[BEGIN]
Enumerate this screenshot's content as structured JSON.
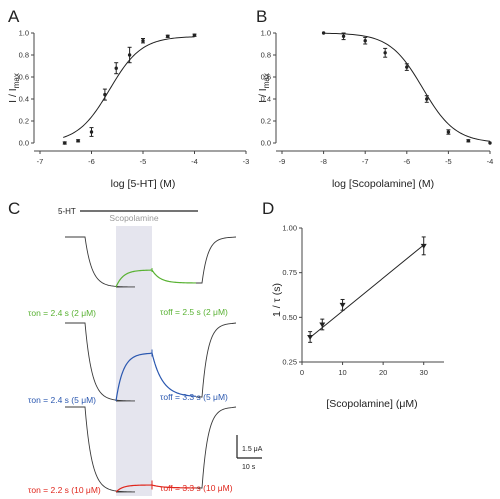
{
  "chart_data": [
    {
      "panel": "A",
      "type": "scatter",
      "xlabel": "log [5-HT] (M)",
      "ylabel": "I / I",
      "ylabel_sub": "max",
      "xlim": [
        -7,
        -3
      ],
      "ylim": [
        0,
        1.0
      ],
      "xticks": [
        -7,
        -6,
        -5,
        -4,
        -3
      ],
      "xtick_labels": [
        "-7",
        "-6",
        "-5",
        "-4",
        "-3"
      ],
      "yticks": [
        0.0,
        0.2,
        0.4,
        0.6,
        0.8,
        1.0
      ],
      "ytick_labels": [
        "0.0",
        "0.2",
        "0.4",
        "0.6",
        "0.8",
        "1.0"
      ],
      "points": [
        {
          "x": -6.52,
          "y": 0.0,
          "err": 0.01
        },
        {
          "x": -6.26,
          "y": 0.02,
          "err": 0.01
        },
        {
          "x": -6.0,
          "y": 0.1,
          "err": 0.04
        },
        {
          "x": -5.74,
          "y": 0.44,
          "err": 0.05
        },
        {
          "x": -5.52,
          "y": 0.68,
          "err": 0.05
        },
        {
          "x": -5.26,
          "y": 0.8,
          "err": 0.07
        },
        {
          "x": -5.0,
          "y": 0.93,
          "err": 0.02
        },
        {
          "x": -4.52,
          "y": 0.97,
          "err": 0.01
        },
        {
          "x": -4.0,
          "y": 0.98,
          "err": 0.01
        }
      ],
      "fit": {
        "bottom": 0.0,
        "top": 0.97,
        "logEC50": -5.65,
        "hill": 1.4,
        "direction": "rising",
        "x_from": -6.55,
        "x_to": -4.0
      }
    },
    {
      "panel": "B",
      "type": "scatter",
      "xlabel": "log [Scopolamine] (M)",
      "ylabel": "I / I",
      "ylabel_sub": "max",
      "xlim": [
        -9,
        -4
      ],
      "ylim": [
        0,
        1.0
      ],
      "xticks": [
        -9,
        -8,
        -7,
        -6,
        -5,
        -4
      ],
      "xtick_labels": [
        "-9",
        "-8",
        "-7",
        "-6",
        "-5",
        "-4"
      ],
      "yticks": [
        0.0,
        0.2,
        0.4,
        0.6,
        0.8,
        1.0
      ],
      "ytick_labels": [
        "0.0",
        "0.2",
        "0.4",
        "0.6",
        "0.8",
        "1.0"
      ],
      "points": [
        {
          "x": -8.0,
          "y": 1.0,
          "err": 0.0
        },
        {
          "x": -7.52,
          "y": 0.97,
          "err": 0.03
        },
        {
          "x": -7.0,
          "y": 0.93,
          "err": 0.03
        },
        {
          "x": -6.52,
          "y": 0.82,
          "err": 0.04
        },
        {
          "x": -6.0,
          "y": 0.69,
          "err": 0.03
        },
        {
          "x": -5.52,
          "y": 0.4,
          "err": 0.03
        },
        {
          "x": -5.0,
          "y": 0.1,
          "err": 0.02
        },
        {
          "x": -4.52,
          "y": 0.02,
          "err": 0.01
        },
        {
          "x": -4.0,
          "y": 0.0,
          "err": 0.0
        }
      ],
      "fit": {
        "bottom": 0.0,
        "top": 1.0,
        "logEC50": -5.62,
        "hill": 1.1,
        "direction": "falling",
        "x_from": -8.0,
        "x_to": -4.0
      }
    },
    {
      "panel": "D",
      "type": "scatter",
      "xlabel": "[Scopolamine] (μM)",
      "ylabel": "1 / τ (s)",
      "xlim": [
        0,
        35
      ],
      "ylim": [
        0.25,
        1.0
      ],
      "xticks": [
        0,
        10,
        20,
        30
      ],
      "xtick_labels": [
        "0",
        "10",
        "20",
        "30"
      ],
      "yticks": [
        0.25,
        0.5,
        0.75,
        1.0
      ],
      "ytick_labels": [
        "0.25",
        "0.50",
        "0.75",
        "1.00"
      ],
      "points": [
        {
          "x": 2,
          "y": 0.39,
          "err": 0.03
        },
        {
          "x": 5,
          "y": 0.46,
          "err": 0.03
        },
        {
          "x": 10,
          "y": 0.57,
          "err": 0.03
        },
        {
          "x": 30,
          "y": 0.9,
          "err": 0.05
        }
      ],
      "fit": {
        "type": "linear",
        "slope": 0.0185,
        "intercept": 0.35,
        "x_from": 2,
        "x_to": 30
      }
    }
  ],
  "panels": {
    "A": "A",
    "B": "B",
    "C": "C",
    "D": "D"
  },
  "traces": {
    "agonist_label": "5-HT",
    "antagonist_label": "Scopolamine",
    "concentrations_uM": [
      2,
      5,
      10
    ],
    "colors": [
      "#59b233",
      "#2b58b0",
      "#e0261c"
    ],
    "annotations": {
      "on": [
        "τon = 2.4 s (2 μM)",
        "τon = 2.4 s (5 μM)",
        "τon = 2.2 s (10 μM)"
      ],
      "off": [
        "τoff = 2.5 s (2 μM)",
        "τoff = 3.3 s (5 μM)",
        "τoff = 3.3 s (10 μM)"
      ]
    },
    "scale_current": "1.5 μA",
    "scale_time": "10 s"
  }
}
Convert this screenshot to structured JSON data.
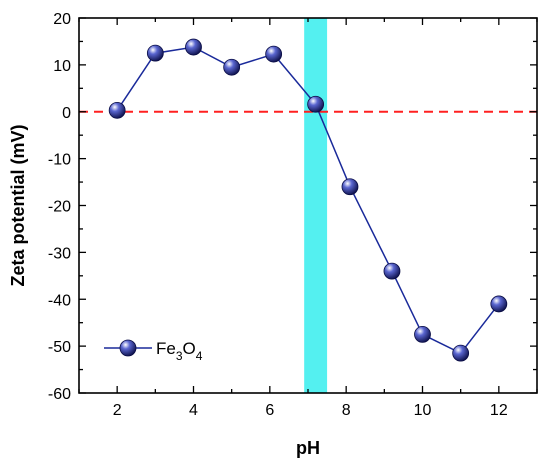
{
  "chart_data": {
    "type": "scatter",
    "title": "",
    "xlabel": "pH",
    "ylabel": "Zeta potential (mV)",
    "xlim": [
      1,
      13
    ],
    "ylim": [
      -60,
      20
    ],
    "xticks": [
      2,
      4,
      6,
      8,
      10,
      12
    ],
    "yticks": [
      20,
      10,
      0,
      -10,
      -20,
      -30,
      -40,
      -50,
      -60
    ],
    "grid": false,
    "legend_position": "bottom-left",
    "series": [
      {
        "name": "Fe3O4",
        "x": [
          2,
          3,
          4,
          5,
          6.1,
          7.2,
          8.1,
          9.2,
          10,
          11,
          12
        ],
        "y": [
          0.3,
          12.5,
          13.8,
          9.5,
          12.3,
          1.6,
          -16,
          -34,
          -47.5,
          -51.5,
          -41
        ],
        "color": "#1a2a9a",
        "marker": "circle",
        "line": true
      }
    ],
    "reference_line": {
      "y": 0,
      "color": "#ff2020",
      "style": "dashed"
    },
    "highlight_band": {
      "x_start": 6.9,
      "x_end": 7.5,
      "color": "#54f0f0"
    },
    "legend_label_parts": [
      "Fe",
      "3",
      "O",
      "4"
    ]
  }
}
[END]
#### [What the task asks]
Exclude the pictures and transcribe all of the entries exactly.

#### [Final answer]
Enumerate this screenshot's content as structured JSON.
{
  "chart_data": [
    {
      "panel": "A",
      "type": "scatter",
      "xlabel": "log [5-HT] (M)",
      "ylabel": "I / I",
      "ylabel_sub": "max",
      "xlim": [
        -7,
        -3
      ],
      "ylim": [
        0,
        1.0
      ],
      "xticks": [
        -7,
        -6,
        -5,
        -4,
        -3
      ],
      "xtick_labels": [
        "-7",
        "-6",
        "-5",
        "-4",
        "-3"
      ],
      "yticks": [
        0.0,
        0.2,
        0.4,
        0.6,
        0.8,
        1.0
      ],
      "ytick_labels": [
        "0.0",
        "0.2",
        "0.4",
        "0.6",
        "0.8",
        "1.0"
      ],
      "points": [
        {
          "x": -6.52,
          "y": 0.0,
          "err": 0.01
        },
        {
          "x": -6.26,
          "y": 0.02,
          "err": 0.01
        },
        {
          "x": -6.0,
          "y": 0.1,
          "err": 0.04
        },
        {
          "x": -5.74,
          "y": 0.44,
          "err": 0.05
        },
        {
          "x": -5.52,
          "y": 0.68,
          "err": 0.05
        },
        {
          "x": -5.26,
          "y": 0.8,
          "err": 0.07
        },
        {
          "x": -5.0,
          "y": 0.93,
          "err": 0.02
        },
        {
          "x": -4.52,
          "y": 0.97,
          "err": 0.01
        },
        {
          "x": -4.0,
          "y": 0.98,
          "err": 0.01
        }
      ],
      "fit": {
        "bottom": 0.0,
        "top": 0.97,
        "logEC50": -5.65,
        "hill": 1.4,
        "direction": "rising",
        "x_from": -6.55,
        "x_to": -4.0
      }
    },
    {
      "panel": "B",
      "type": "scatter",
      "xlabel": "log [Scopolamine] (M)",
      "ylabel": "I / I",
      "ylabel_sub": "max",
      "xlim": [
        -9,
        -4
      ],
      "ylim": [
        0,
        1.0
      ],
      "xticks": [
        -9,
        -8,
        -7,
        -6,
        -5,
        -4
      ],
      "xtick_labels": [
        "-9",
        "-8",
        "-7",
        "-6",
        "-5",
        "-4"
      ],
      "yticks": [
        0.0,
        0.2,
        0.4,
        0.6,
        0.8,
        1.0
      ],
      "ytick_labels": [
        "0.0",
        "0.2",
        "0.4",
        "0.6",
        "0.8",
        "1.0"
      ],
      "points": [
        {
          "x": -8.0,
          "y": 1.0,
          "err": 0.0
        },
        {
          "x": -7.52,
          "y": 0.97,
          "err": 0.03
        },
        {
          "x": -7.0,
          "y": 0.93,
          "err": 0.03
        },
        {
          "x": -6.52,
          "y": 0.82,
          "err": 0.04
        },
        {
          "x": -6.0,
          "y": 0.69,
          "err": 0.03
        },
        {
          "x": -5.52,
          "y": 0.4,
          "err": 0.03
        },
        {
          "x": -5.0,
          "y": 0.1,
          "err": 0.02
        },
        {
          "x": -4.52,
          "y": 0.02,
          "err": 0.01
        },
        {
          "x": -4.0,
          "y": 0.0,
          "err": 0.0
        }
      ],
      "fit": {
        "bottom": 0.0,
        "top": 1.0,
        "logEC50": -5.62,
        "hill": 1.1,
        "direction": "falling",
        "x_from": -8.0,
        "x_to": -4.0
      }
    },
    {
      "panel": "D",
      "type": "scatter",
      "xlabel": "[Scopolamine] (μM)",
      "ylabel": "1 / τ (s)",
      "xlim": [
        0,
        35
      ],
      "ylim": [
        0.25,
        1.0
      ],
      "xticks": [
        0,
        10,
        20,
        30
      ],
      "xtick_labels": [
        "0",
        "10",
        "20",
        "30"
      ],
      "yticks": [
        0.25,
        0.5,
        0.75,
        1.0
      ],
      "ytick_labels": [
        "0.25",
        "0.50",
        "0.75",
        "1.00"
      ],
      "points": [
        {
          "x": 2,
          "y": 0.39,
          "err": 0.03
        },
        {
          "x": 5,
          "y": 0.46,
          "err": 0.03
        },
        {
          "x": 10,
          "y": 0.57,
          "err": 0.03
        },
        {
          "x": 30,
          "y": 0.9,
          "err": 0.05
        }
      ],
      "fit": {
        "type": "linear",
        "slope": 0.0185,
        "intercept": 0.35,
        "x_from": 2,
        "x_to": 30
      }
    }
  ],
  "panels": {
    "A": "A",
    "B": "B",
    "C": "C",
    "D": "D"
  },
  "traces": {
    "agonist_label": "5-HT",
    "antagonist_label": "Scopolamine",
    "concentrations_uM": [
      2,
      5,
      10
    ],
    "colors": [
      "#59b233",
      "#2b58b0",
      "#e0261c"
    ],
    "annotations": {
      "on": [
        "τon = 2.4 s (2 μM)",
        "τon = 2.4 s (5 μM)",
        "τon = 2.2 s (10 μM)"
      ],
      "off": [
        "τoff = 2.5 s (2 μM)",
        "τoff = 3.3 s (5 μM)",
        "τoff = 3.3 s (10 μM)"
      ]
    },
    "scale_current": "1.5 μA",
    "scale_time": "10 s"
  }
}
Convert this screenshot to structured JSON data.
{
  "chart_data": {
    "type": "scatter",
    "title": "",
    "xlabel": "pH",
    "ylabel": "Zeta potential (mV)",
    "xlim": [
      1,
      13
    ],
    "ylim": [
      -60,
      20
    ],
    "xticks": [
      2,
      4,
      6,
      8,
      10,
      12
    ],
    "yticks": [
      20,
      10,
      0,
      -10,
      -20,
      -30,
      -40,
      -50,
      -60
    ],
    "grid": false,
    "legend_position": "bottom-left",
    "series": [
      {
        "name": "Fe3O4",
        "x": [
          2,
          3,
          4,
          5,
          6.1,
          7.2,
          8.1,
          9.2,
          10,
          11,
          12
        ],
        "y": [
          0.3,
          12.5,
          13.8,
          9.5,
          12.3,
          1.6,
          -16,
          -34,
          -47.5,
          -51.5,
          -41
        ],
        "color": "#1a2a9a",
        "marker": "circle",
        "line": true
      }
    ],
    "reference_line": {
      "y": 0,
      "color": "#ff2020",
      "style": "dashed"
    },
    "highlight_band": {
      "x_start": 6.9,
      "x_end": 7.5,
      "color": "#54f0f0"
    },
    "legend_label_parts": [
      "Fe",
      "3",
      "O",
      "4"
    ]
  }
}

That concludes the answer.